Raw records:
= = =

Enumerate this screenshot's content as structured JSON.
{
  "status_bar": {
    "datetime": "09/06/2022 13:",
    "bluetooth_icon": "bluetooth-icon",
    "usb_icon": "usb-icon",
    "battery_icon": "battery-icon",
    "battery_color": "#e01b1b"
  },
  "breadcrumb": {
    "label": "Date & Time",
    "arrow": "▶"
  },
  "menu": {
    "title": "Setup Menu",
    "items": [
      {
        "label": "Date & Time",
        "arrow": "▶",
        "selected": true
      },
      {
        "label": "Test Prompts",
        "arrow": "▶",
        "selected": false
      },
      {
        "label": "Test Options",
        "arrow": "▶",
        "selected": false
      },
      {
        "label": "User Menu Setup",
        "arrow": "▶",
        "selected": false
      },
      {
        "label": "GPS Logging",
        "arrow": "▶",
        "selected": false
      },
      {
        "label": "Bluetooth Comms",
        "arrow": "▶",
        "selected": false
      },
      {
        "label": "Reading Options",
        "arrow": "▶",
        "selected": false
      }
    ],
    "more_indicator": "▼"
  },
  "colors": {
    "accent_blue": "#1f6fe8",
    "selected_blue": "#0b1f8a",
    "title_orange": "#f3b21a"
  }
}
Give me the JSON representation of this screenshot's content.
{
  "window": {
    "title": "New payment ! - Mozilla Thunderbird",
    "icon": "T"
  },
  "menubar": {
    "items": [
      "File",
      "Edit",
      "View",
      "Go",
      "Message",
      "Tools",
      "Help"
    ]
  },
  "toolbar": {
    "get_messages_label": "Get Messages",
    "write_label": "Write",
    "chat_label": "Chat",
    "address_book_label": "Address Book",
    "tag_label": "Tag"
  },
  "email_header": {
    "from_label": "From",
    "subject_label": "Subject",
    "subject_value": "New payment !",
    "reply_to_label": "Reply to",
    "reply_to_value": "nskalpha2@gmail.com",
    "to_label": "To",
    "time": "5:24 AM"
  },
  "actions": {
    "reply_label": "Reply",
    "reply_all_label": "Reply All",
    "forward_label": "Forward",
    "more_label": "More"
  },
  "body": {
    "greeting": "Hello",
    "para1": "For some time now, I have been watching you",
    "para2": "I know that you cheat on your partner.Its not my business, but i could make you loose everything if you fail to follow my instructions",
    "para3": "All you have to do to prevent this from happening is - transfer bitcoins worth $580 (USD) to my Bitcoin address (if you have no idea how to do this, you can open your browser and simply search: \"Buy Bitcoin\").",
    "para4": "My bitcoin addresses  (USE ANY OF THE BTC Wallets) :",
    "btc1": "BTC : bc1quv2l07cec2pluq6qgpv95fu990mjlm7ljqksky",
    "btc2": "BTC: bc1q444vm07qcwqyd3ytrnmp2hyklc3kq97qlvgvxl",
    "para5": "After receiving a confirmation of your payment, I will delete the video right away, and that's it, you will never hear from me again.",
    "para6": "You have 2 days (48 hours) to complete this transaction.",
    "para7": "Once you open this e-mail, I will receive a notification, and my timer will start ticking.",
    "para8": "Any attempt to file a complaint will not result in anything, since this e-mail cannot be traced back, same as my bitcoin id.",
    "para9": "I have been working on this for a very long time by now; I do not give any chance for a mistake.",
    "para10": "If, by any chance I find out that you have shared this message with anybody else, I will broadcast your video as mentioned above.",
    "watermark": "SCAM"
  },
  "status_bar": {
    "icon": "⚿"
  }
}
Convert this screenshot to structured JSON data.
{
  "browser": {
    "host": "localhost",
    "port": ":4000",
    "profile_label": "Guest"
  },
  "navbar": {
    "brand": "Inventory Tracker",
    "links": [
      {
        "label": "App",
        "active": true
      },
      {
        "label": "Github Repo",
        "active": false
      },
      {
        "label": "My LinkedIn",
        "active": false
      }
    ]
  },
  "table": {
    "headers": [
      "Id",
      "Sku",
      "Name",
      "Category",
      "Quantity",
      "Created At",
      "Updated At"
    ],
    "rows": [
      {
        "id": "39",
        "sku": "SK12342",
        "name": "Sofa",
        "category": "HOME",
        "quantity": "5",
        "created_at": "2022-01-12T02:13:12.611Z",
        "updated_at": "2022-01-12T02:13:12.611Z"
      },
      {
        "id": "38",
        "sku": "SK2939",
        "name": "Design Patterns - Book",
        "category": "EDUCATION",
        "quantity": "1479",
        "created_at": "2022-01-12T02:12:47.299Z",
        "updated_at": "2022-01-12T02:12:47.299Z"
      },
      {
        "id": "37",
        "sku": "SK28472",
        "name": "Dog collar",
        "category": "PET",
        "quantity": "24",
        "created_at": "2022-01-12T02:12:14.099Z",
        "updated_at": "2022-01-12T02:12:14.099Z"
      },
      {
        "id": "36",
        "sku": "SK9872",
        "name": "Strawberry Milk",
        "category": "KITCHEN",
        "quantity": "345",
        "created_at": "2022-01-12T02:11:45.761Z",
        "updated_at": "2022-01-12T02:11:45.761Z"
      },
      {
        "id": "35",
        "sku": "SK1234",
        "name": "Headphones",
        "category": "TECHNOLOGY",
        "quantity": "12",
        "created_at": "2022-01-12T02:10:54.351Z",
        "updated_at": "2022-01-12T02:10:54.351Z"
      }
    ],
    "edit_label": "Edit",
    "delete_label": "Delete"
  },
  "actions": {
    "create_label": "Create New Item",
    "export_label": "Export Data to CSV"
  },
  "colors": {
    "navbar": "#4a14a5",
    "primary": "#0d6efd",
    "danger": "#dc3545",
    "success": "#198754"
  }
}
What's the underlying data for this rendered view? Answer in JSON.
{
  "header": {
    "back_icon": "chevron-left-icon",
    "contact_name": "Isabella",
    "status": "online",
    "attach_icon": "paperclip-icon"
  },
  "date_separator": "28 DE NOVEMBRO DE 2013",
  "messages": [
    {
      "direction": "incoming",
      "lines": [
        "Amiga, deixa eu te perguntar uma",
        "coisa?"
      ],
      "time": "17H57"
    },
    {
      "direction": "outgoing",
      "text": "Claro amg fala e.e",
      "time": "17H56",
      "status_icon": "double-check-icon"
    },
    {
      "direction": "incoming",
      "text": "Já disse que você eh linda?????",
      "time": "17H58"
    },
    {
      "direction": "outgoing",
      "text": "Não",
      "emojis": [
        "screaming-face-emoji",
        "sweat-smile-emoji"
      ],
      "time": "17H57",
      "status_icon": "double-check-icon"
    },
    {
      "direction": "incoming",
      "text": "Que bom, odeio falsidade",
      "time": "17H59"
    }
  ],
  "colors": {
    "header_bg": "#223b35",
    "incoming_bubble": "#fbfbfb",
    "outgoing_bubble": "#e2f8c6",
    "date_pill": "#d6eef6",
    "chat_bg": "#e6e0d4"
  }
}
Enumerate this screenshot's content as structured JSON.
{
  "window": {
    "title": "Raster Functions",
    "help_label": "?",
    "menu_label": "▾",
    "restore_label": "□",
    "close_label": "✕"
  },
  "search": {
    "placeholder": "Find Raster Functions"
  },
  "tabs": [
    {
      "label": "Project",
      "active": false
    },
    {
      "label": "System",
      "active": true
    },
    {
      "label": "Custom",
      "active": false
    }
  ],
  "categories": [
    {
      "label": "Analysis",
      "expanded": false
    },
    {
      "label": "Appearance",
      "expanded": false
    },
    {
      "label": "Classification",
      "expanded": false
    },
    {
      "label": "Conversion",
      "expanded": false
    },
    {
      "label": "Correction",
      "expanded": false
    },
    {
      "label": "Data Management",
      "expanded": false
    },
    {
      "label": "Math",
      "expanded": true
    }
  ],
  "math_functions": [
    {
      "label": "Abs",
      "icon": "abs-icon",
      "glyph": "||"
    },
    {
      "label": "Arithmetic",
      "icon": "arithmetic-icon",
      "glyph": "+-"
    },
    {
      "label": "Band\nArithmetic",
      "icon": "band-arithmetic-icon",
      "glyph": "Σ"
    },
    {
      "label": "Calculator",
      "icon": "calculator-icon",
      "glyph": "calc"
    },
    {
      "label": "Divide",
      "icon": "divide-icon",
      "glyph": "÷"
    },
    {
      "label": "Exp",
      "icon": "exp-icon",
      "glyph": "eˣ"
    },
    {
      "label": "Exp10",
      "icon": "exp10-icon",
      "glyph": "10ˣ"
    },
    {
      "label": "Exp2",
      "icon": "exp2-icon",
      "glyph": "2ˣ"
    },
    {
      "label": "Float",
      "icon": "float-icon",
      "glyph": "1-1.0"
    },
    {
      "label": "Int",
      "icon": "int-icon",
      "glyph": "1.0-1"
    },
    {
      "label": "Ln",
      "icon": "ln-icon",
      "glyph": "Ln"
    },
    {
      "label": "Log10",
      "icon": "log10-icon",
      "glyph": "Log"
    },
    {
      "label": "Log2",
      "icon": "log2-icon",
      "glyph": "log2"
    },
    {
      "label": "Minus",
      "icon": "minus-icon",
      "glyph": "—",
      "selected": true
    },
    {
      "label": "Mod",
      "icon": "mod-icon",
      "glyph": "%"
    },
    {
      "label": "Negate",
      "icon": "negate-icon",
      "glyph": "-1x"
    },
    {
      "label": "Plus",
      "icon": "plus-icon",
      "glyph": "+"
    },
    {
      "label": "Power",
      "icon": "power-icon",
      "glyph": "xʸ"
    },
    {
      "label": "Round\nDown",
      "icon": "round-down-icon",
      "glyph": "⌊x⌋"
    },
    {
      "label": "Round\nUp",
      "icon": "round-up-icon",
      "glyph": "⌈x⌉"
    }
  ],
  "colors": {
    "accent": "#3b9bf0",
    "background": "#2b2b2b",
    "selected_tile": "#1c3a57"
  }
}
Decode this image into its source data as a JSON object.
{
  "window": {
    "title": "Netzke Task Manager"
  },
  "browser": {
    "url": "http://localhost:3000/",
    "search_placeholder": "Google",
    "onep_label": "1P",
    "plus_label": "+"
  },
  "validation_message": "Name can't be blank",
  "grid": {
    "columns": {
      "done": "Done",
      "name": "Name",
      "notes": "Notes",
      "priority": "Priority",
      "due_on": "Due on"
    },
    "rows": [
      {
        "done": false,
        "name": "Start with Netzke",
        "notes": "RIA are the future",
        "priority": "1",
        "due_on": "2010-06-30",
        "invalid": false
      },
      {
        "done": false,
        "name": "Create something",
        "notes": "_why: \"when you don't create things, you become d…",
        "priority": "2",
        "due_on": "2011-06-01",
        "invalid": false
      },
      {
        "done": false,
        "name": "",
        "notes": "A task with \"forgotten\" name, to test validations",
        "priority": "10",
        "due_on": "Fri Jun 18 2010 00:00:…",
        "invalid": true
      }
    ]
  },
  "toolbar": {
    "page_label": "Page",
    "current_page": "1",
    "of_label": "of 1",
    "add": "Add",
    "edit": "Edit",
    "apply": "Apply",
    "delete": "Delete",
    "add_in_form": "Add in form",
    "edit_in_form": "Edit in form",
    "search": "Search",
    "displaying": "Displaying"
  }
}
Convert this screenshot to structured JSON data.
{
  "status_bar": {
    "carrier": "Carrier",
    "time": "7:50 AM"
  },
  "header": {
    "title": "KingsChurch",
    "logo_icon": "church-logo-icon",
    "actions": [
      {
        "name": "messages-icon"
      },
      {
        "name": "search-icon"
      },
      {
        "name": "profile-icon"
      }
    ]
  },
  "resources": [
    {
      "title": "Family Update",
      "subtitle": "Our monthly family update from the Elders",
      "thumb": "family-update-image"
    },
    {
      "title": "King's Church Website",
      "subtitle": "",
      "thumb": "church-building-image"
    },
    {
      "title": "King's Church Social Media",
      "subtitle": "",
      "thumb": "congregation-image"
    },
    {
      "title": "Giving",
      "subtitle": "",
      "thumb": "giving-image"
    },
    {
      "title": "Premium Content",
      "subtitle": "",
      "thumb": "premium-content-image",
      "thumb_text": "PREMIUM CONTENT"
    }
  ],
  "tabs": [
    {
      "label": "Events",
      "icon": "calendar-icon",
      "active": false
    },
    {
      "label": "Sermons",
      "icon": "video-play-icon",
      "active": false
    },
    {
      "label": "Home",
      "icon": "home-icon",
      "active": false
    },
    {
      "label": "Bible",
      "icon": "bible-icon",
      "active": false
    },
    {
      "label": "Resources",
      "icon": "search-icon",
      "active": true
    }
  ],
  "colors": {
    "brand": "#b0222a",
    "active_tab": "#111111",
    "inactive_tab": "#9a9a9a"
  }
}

= = =

### Task details
Copy each line containing the word "Netzke" from the data.

### Answer for this exercise
    "title": "Netzke Task Manager"
        "name": "Start with Netzke",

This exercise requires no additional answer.